-- START OF LISTED ENTRIES --

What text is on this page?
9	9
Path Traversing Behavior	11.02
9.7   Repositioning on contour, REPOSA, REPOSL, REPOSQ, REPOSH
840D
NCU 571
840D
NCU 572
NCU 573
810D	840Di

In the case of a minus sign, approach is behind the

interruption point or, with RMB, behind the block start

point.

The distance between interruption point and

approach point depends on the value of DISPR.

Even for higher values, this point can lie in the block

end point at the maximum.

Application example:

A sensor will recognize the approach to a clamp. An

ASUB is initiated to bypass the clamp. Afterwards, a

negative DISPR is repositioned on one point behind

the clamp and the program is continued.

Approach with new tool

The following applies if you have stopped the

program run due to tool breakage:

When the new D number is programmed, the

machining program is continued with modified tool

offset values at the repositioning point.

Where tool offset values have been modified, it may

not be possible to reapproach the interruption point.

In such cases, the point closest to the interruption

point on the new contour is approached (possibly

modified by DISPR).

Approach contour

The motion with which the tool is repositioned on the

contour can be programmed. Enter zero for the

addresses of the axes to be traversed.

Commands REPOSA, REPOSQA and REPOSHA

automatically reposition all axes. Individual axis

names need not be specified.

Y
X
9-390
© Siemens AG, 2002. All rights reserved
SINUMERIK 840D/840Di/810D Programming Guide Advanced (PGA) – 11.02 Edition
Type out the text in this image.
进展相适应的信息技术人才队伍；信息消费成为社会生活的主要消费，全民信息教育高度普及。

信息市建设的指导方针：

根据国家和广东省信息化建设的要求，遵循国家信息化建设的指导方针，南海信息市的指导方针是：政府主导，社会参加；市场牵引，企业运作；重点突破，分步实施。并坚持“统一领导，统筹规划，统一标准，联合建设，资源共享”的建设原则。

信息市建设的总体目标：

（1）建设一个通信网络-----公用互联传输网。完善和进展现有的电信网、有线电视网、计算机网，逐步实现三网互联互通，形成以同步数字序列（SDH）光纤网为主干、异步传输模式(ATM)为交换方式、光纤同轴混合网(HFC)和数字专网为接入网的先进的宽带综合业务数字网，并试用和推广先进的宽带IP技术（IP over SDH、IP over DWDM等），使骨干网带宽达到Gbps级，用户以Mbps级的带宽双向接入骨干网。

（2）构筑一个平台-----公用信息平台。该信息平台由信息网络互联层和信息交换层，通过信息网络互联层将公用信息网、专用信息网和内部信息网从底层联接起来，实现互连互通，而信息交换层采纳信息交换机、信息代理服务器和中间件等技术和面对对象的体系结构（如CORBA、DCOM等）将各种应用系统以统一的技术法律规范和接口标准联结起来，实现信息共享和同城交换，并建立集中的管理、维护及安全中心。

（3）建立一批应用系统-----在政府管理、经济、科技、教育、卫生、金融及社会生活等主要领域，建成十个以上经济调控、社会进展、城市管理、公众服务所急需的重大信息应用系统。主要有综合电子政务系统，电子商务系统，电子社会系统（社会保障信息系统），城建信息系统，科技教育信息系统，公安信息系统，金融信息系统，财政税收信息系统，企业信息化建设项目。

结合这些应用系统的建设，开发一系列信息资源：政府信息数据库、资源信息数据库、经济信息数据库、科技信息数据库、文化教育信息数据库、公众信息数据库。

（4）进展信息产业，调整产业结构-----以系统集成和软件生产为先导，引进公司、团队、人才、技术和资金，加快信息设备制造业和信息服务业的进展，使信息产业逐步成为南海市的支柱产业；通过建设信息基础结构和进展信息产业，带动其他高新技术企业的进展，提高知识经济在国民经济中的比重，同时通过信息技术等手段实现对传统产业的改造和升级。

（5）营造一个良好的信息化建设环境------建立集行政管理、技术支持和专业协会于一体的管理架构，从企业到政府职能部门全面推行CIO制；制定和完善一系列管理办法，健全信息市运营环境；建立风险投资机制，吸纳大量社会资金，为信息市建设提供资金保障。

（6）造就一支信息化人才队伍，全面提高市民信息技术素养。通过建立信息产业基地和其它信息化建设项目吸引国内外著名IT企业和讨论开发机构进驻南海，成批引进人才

-- END OF LISTED ENTRIES --

▸ **GIVEN EXERCISE**
State how many lines of the records hold the string "with", and nothing else.

▸ **RESULT OF THE TASK**
4